* START Available data *

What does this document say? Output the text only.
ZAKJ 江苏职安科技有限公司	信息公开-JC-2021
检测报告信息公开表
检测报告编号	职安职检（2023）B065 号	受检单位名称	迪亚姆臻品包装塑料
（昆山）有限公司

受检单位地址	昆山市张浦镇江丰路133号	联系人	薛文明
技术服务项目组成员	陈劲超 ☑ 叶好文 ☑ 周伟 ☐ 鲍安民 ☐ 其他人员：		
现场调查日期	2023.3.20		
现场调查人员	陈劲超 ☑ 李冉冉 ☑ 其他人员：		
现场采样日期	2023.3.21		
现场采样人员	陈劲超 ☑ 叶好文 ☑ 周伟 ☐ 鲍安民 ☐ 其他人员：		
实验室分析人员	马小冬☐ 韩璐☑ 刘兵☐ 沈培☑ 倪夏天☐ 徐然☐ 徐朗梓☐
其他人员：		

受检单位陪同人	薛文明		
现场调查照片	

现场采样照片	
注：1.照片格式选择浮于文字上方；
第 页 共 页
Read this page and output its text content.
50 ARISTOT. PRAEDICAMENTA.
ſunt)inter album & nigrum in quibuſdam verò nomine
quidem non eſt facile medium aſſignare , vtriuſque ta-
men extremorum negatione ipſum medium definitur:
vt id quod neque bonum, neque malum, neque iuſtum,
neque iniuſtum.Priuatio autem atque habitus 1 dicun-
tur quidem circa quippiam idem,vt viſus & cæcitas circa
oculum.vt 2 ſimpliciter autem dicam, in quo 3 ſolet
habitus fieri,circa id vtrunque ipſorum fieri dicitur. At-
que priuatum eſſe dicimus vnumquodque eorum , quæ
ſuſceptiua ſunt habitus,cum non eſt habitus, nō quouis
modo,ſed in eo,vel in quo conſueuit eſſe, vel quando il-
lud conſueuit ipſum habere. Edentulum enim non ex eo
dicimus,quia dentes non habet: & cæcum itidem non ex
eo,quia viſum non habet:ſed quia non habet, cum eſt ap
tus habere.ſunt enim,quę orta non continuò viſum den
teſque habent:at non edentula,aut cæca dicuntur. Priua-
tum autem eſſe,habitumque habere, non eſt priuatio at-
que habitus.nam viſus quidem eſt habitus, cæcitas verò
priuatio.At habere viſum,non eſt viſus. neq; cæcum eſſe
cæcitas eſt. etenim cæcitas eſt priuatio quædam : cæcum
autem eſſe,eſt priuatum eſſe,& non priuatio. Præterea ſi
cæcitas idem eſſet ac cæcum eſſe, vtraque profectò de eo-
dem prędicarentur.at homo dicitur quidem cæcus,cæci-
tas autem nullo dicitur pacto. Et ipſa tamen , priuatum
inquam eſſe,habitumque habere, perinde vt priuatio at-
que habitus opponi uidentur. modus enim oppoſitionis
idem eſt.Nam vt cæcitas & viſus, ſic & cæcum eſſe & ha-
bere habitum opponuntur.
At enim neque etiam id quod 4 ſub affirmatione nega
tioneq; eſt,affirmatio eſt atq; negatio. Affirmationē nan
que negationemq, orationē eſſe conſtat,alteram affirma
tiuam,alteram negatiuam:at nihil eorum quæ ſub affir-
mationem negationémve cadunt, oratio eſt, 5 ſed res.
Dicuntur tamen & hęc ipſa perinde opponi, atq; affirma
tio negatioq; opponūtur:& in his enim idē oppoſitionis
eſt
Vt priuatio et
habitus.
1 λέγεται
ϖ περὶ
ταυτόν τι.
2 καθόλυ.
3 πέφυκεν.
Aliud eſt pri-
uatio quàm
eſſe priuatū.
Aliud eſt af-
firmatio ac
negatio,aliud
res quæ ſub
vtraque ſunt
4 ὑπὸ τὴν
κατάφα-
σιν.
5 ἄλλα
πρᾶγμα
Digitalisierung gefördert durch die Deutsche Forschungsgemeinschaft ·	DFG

* END Available data *
* START Available data *

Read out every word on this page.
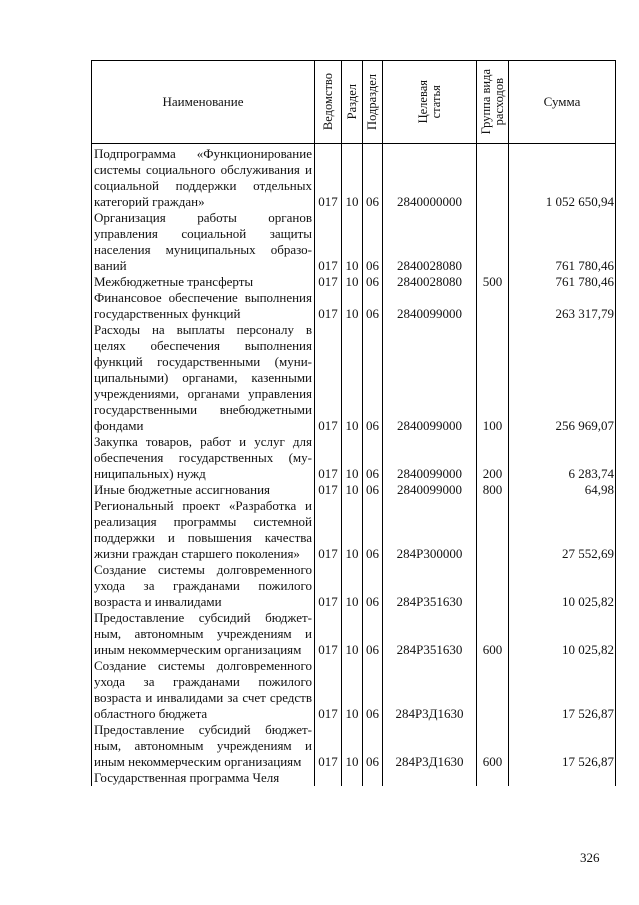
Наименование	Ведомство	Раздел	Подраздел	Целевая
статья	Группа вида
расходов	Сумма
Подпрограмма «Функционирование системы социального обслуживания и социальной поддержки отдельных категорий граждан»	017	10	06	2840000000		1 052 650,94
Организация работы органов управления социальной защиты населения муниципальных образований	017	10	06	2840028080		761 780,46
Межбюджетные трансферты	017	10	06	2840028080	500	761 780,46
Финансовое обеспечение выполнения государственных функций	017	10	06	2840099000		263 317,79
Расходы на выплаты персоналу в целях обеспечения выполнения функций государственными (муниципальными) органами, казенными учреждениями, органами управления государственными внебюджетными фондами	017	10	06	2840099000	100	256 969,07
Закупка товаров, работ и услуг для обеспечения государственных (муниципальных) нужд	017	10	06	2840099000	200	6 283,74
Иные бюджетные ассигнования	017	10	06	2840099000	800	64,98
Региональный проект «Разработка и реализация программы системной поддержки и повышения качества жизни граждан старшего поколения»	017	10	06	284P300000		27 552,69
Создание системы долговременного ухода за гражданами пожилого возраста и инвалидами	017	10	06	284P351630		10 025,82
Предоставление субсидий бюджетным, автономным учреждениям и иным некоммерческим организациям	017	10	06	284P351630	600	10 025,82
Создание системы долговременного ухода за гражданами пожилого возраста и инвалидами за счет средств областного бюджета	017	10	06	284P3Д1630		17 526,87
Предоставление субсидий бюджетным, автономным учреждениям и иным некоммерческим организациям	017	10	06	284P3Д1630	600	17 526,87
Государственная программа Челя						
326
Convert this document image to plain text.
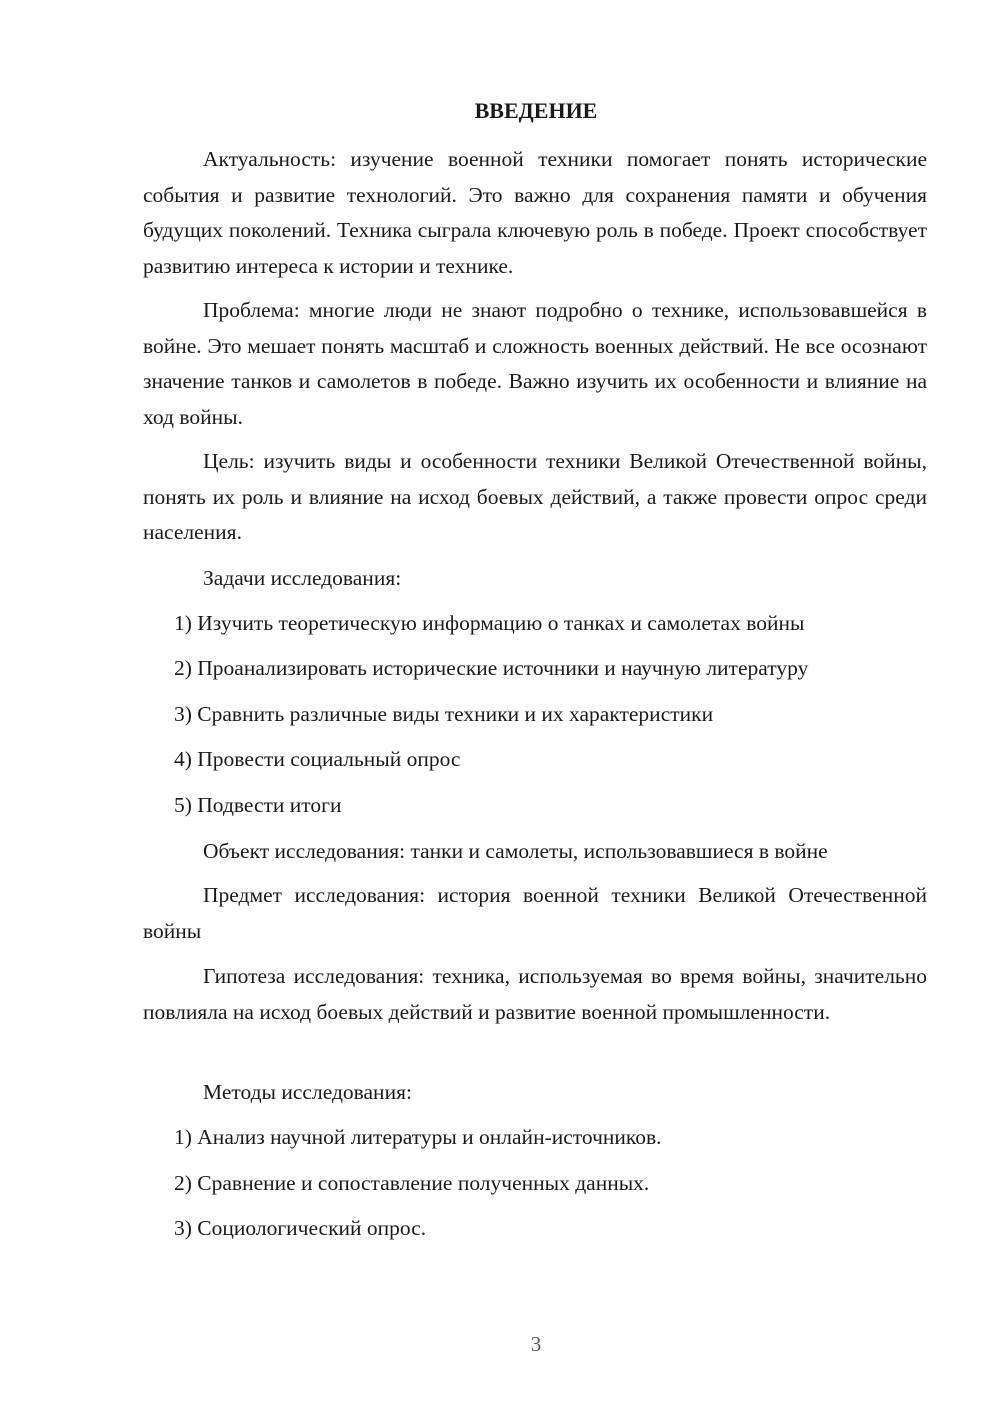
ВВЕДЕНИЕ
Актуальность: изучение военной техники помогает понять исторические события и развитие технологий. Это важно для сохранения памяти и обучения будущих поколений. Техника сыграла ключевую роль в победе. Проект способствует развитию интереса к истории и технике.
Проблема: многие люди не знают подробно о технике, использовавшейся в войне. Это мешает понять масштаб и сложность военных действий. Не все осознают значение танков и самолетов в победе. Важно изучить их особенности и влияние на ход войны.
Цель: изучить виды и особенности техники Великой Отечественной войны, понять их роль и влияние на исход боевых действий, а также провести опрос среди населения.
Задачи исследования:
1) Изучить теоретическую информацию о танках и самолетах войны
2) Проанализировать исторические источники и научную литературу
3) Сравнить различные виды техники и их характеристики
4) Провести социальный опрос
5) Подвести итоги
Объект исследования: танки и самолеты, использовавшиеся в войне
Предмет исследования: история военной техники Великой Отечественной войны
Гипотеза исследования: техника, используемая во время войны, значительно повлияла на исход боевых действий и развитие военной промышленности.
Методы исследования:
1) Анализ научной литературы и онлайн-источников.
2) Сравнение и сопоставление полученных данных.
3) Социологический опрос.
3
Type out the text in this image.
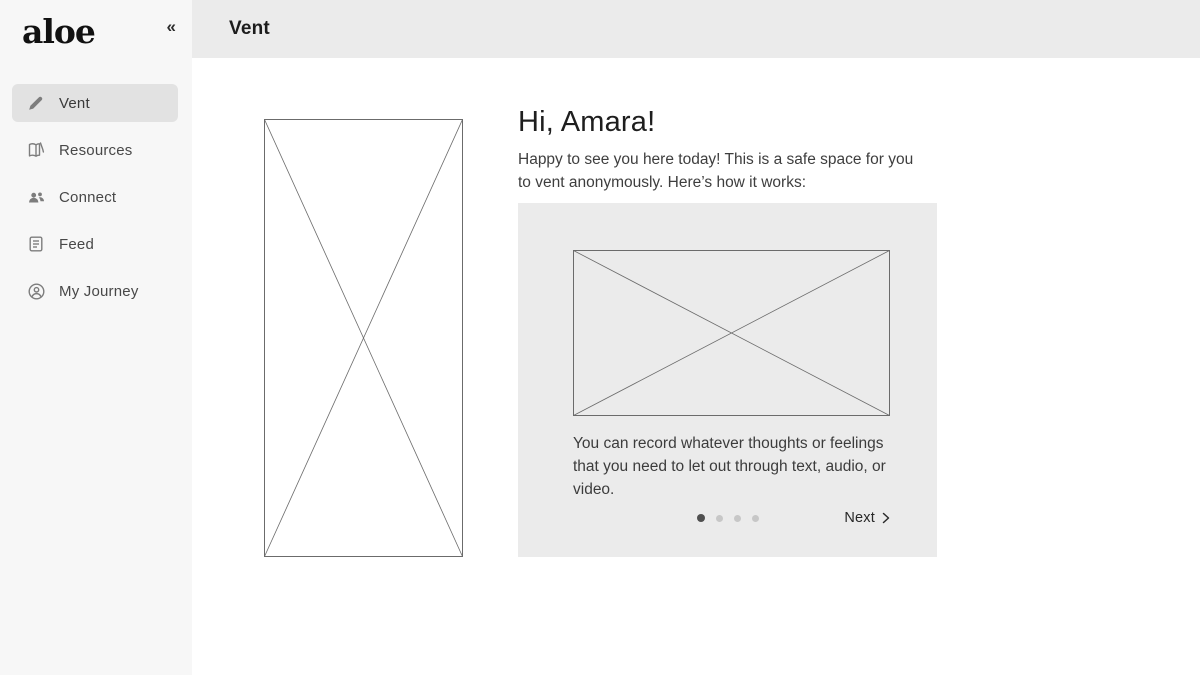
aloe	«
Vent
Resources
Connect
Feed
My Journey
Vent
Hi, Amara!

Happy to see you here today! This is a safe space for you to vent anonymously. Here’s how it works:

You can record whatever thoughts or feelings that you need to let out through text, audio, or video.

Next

* END Available data *
* START Available data *

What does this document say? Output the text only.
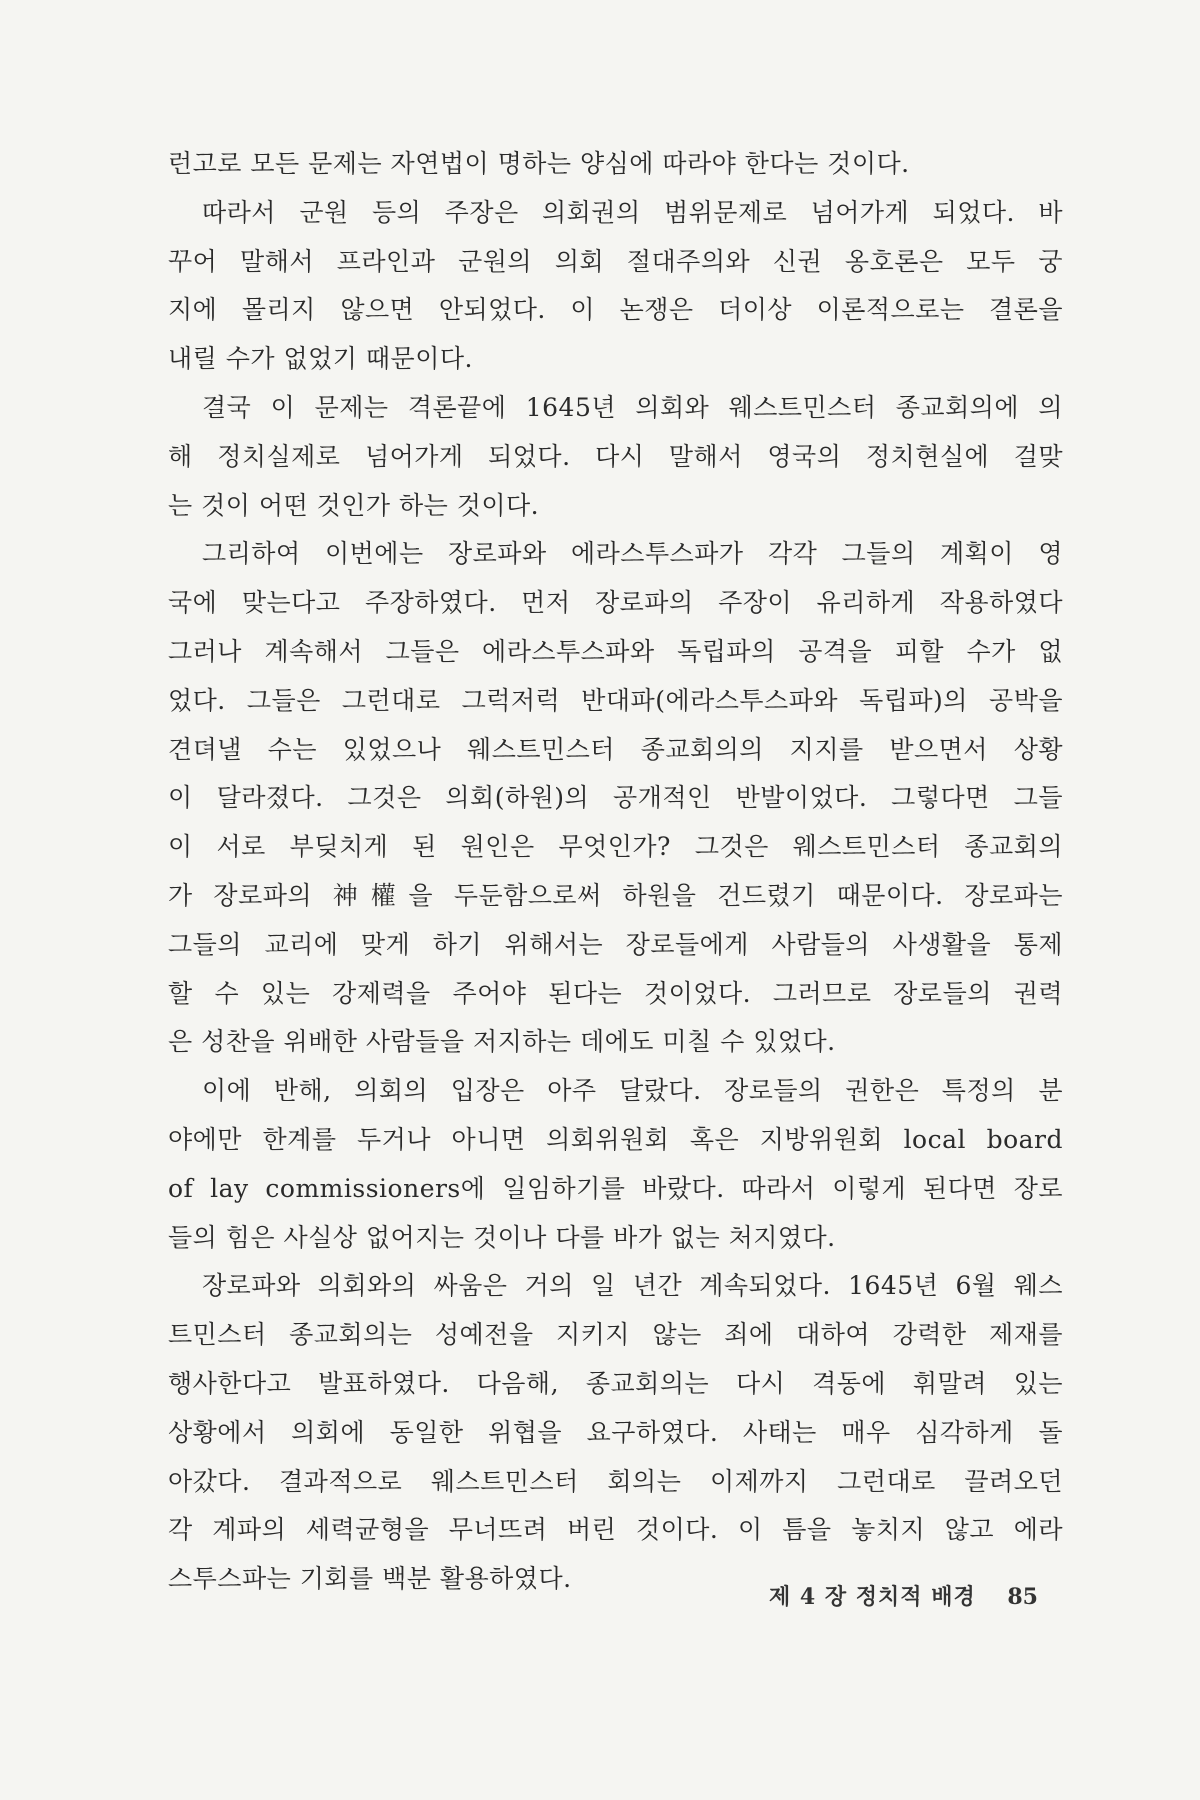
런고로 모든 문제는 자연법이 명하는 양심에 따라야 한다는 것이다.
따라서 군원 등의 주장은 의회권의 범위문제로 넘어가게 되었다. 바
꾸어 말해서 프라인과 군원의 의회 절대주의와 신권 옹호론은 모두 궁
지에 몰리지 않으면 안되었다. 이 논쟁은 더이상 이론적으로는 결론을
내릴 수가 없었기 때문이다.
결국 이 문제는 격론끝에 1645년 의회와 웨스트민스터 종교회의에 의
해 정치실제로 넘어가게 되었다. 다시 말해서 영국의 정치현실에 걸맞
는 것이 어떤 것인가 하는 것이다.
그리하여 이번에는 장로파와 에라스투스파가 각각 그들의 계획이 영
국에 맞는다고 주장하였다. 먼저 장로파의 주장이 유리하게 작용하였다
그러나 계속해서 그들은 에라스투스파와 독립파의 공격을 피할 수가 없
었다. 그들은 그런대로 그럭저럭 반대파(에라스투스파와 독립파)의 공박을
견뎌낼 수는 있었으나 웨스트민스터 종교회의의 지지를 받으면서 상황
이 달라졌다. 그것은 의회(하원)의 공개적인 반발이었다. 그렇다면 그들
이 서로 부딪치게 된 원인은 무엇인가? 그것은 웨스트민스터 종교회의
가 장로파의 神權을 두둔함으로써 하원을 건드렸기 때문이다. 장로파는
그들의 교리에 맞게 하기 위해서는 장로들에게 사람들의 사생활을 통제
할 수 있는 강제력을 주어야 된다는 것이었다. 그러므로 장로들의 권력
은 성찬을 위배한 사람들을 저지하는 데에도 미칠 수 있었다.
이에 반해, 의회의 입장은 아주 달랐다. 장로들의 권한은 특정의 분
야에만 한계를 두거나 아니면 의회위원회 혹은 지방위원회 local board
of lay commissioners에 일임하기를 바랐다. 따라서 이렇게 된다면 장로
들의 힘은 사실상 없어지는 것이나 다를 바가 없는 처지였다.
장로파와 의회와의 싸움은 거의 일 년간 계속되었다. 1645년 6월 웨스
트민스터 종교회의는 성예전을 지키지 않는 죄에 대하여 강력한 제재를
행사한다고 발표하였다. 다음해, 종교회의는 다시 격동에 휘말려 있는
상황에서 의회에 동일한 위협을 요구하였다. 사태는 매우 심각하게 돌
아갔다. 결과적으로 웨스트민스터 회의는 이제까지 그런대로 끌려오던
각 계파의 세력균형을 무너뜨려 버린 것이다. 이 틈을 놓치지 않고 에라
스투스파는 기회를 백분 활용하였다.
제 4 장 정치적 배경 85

* END Available data *

Goal
Copy out each line of the data where the string "page" appears.

Response to this exercise
Read this page and output its text content.
Read out every word on this page.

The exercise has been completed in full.